:: MATERIALS PROVIDED

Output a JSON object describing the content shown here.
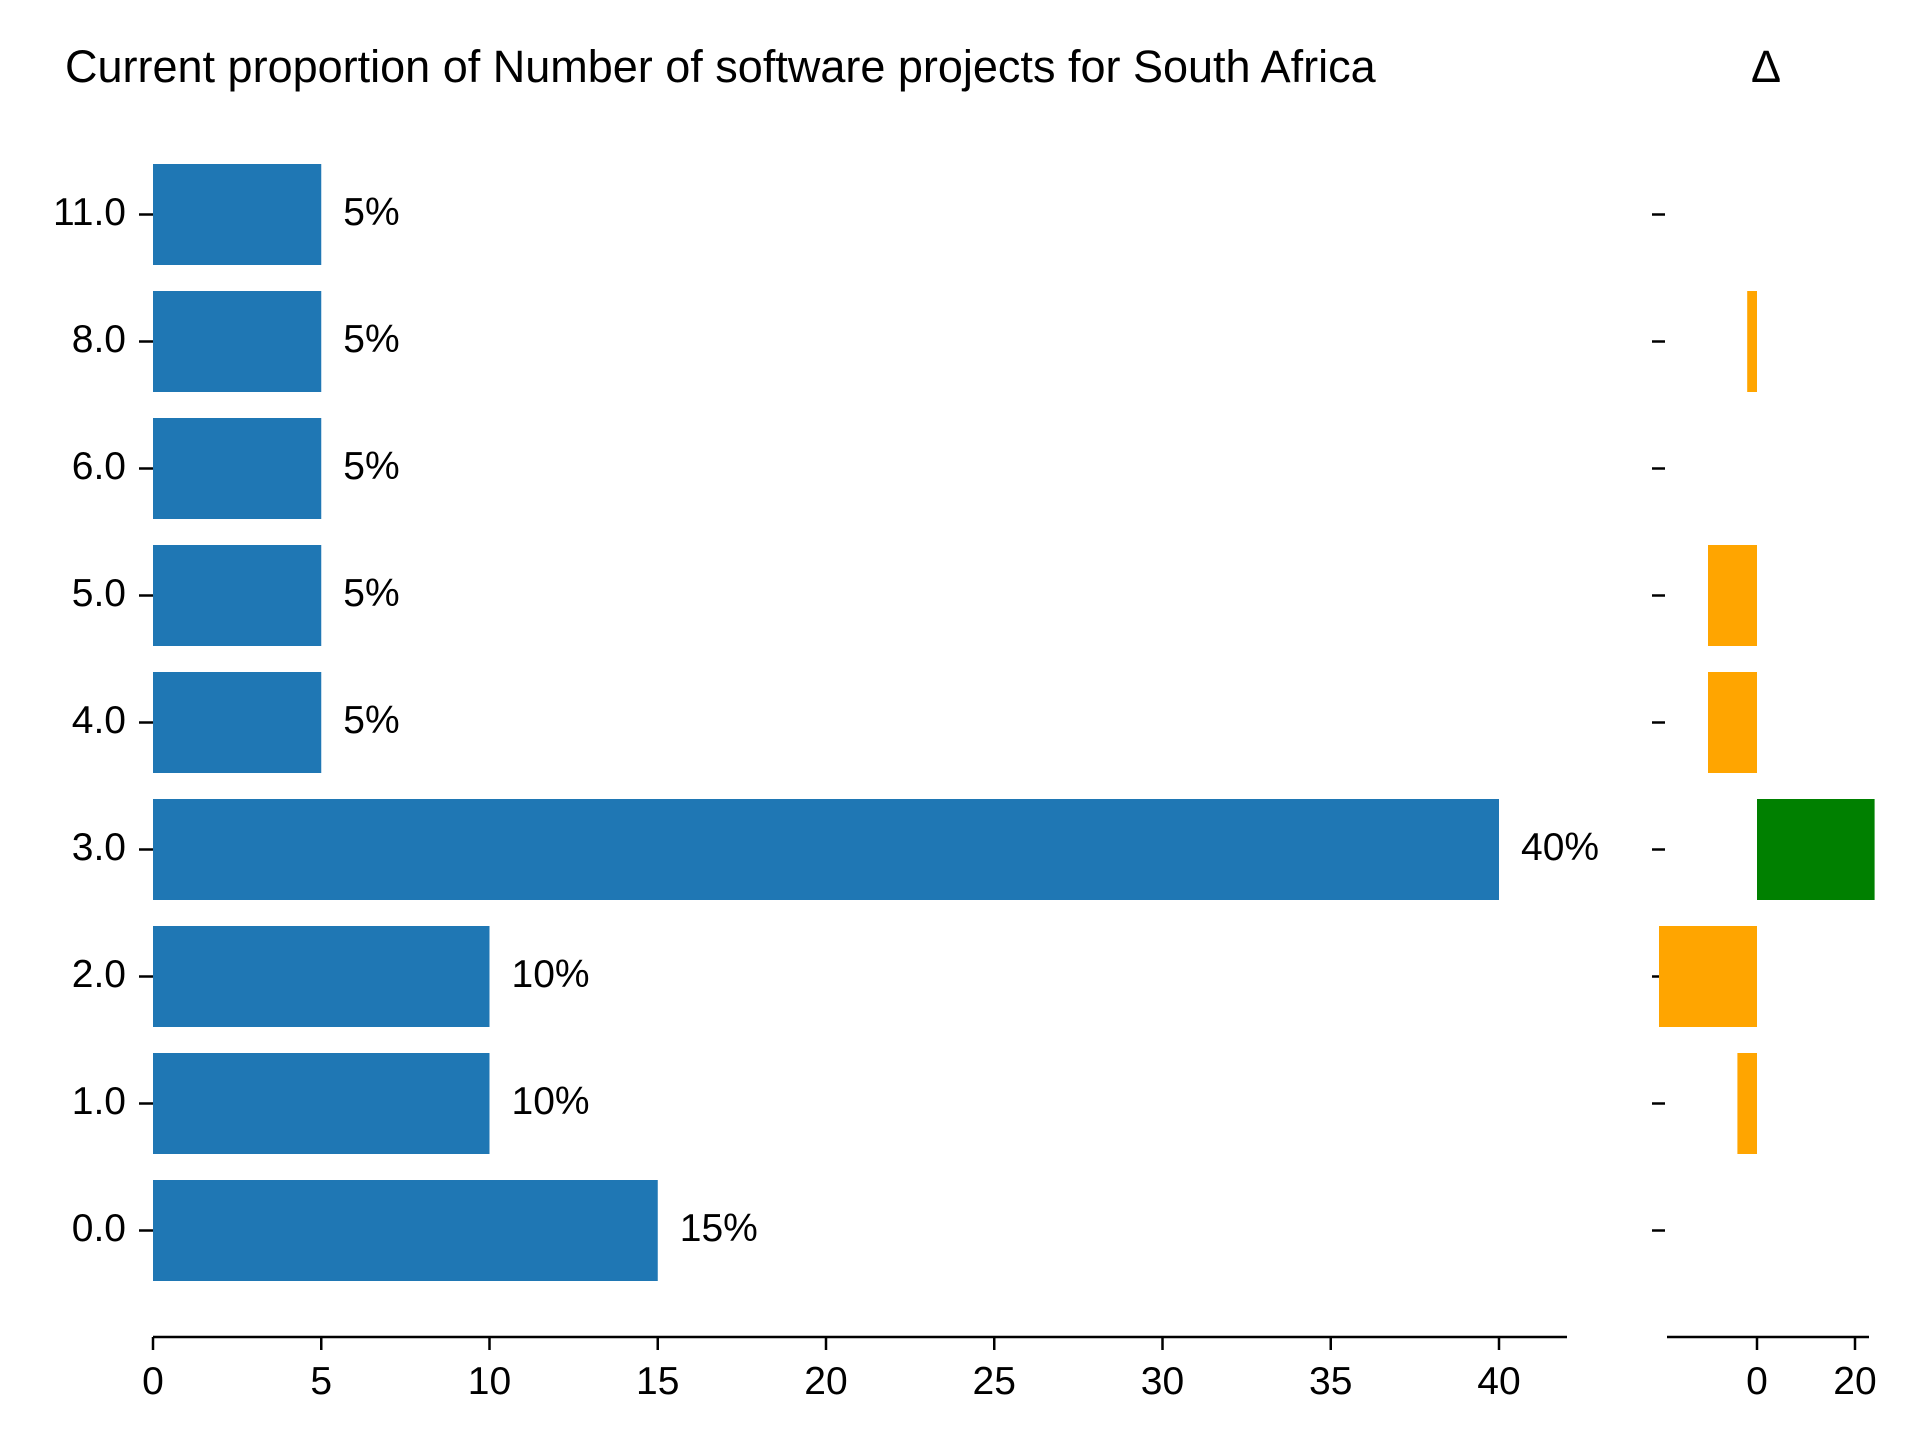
{
  "chart_data": [
    {
      "type": "bar",
      "orientation": "horizontal",
      "title": "Current proportion of Number of software projects for South Africa",
      "categories": [
        "11.0",
        "8.0",
        "6.0",
        "5.0",
        "4.0",
        "3.0",
        "2.0",
        "1.0",
        "0.0"
      ],
      "values": [
        5,
        5,
        5,
        5,
        5,
        40,
        10,
        10,
        15
      ],
      "value_labels": [
        "5%",
        "5%",
        "5%",
        "5%",
        "5%",
        "40%",
        "10%",
        "10%",
        "15%"
      ],
      "x_ticks": [
        "0",
        "5",
        "10",
        "15",
        "20",
        "25",
        "30",
        "35",
        "40"
      ],
      "xlim": [
        0,
        42
      ],
      "xlabel": "",
      "ylabel": "",
      "bar_color": "#1f77b4",
      "grid": false
    },
    {
      "type": "bar",
      "orientation": "horizontal",
      "title": "Δ",
      "categories": [
        "11.0",
        "8.0",
        "6.0",
        "5.0",
        "4.0",
        "3.0",
        "2.0",
        "1.0",
        "0.0"
      ],
      "values": [
        0,
        -2,
        0,
        -10,
        -10,
        24,
        -20,
        -4,
        0
      ],
      "x_ticks": [
        "0",
        "20"
      ],
      "xlim": [
        -22,
        26
      ],
      "xlabel": "",
      "ylabel": "",
      "positive_color": "#008000",
      "negative_color": "#ffa500",
      "grid": false
    }
  ]
}
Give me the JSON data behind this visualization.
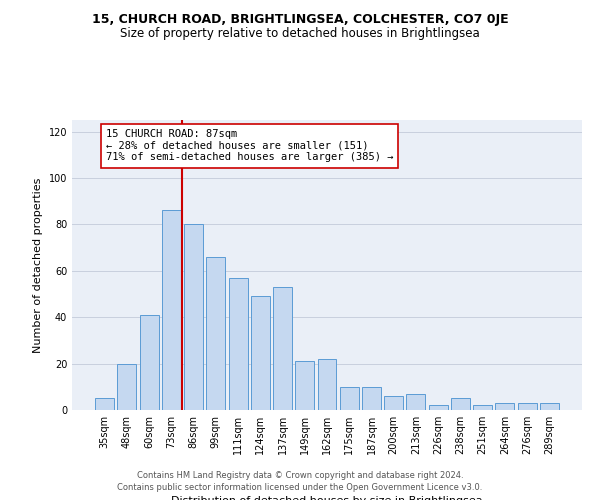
{
  "title1": "15, CHURCH ROAD, BRIGHTLINGSEA, COLCHESTER, CO7 0JE",
  "title2": "Size of property relative to detached houses in Brightlingsea",
  "xlabel": "Distribution of detached houses by size in Brightlingsea",
  "ylabel": "Number of detached properties",
  "footer1": "Contains HM Land Registry data © Crown copyright and database right 2024.",
  "footer2": "Contains public sector information licensed under the Open Government Licence v3.0.",
  "categories": [
    "35sqm",
    "48sqm",
    "60sqm",
    "73sqm",
    "86sqm",
    "99sqm",
    "111sqm",
    "124sqm",
    "137sqm",
    "149sqm",
    "162sqm",
    "175sqm",
    "187sqm",
    "200sqm",
    "213sqm",
    "226sqm",
    "238sqm",
    "251sqm",
    "264sqm",
    "276sqm",
    "289sqm"
  ],
  "values": [
    5,
    20,
    41,
    86,
    80,
    66,
    57,
    49,
    53,
    21,
    22,
    10,
    10,
    6,
    7,
    2,
    5,
    2,
    3,
    3,
    3
  ],
  "bar_color": "#c5d8f0",
  "bar_edge_color": "#5b9bd5",
  "bar_width": 0.85,
  "vline_x_index": 3.5,
  "vline_color": "#cc0000",
  "annotation_text": "15 CHURCH ROAD: 87sqm\n← 28% of detached houses are smaller (151)\n71% of semi-detached houses are larger (385) →",
  "annotation_box_color": "#ffffff",
  "annotation_box_edge": "#cc0000",
  "ylim": [
    0,
    125
  ],
  "yticks": [
    0,
    20,
    40,
    60,
    80,
    100,
    120
  ],
  "grid_color": "#c8d0de",
  "background_color": "#eaeff7",
  "fig_bg_color": "#ffffff"
}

::::

- **SET TASK**
In the listing, find each line with the string "detached" and copy it.

- **FINAL RESULT**
  "title2": "Size of property relative to detached houses in Brightlingsea",
  "xlabel": "Distribution of detached houses by size in Brightlingsea",
  "ylabel": "Number of detached properties",
  "annotation_text": "15 CHURCH ROAD: 87sqm\n← 28% of detached houses are smaller (151)\n71% of semi-detached houses are larger (385) →",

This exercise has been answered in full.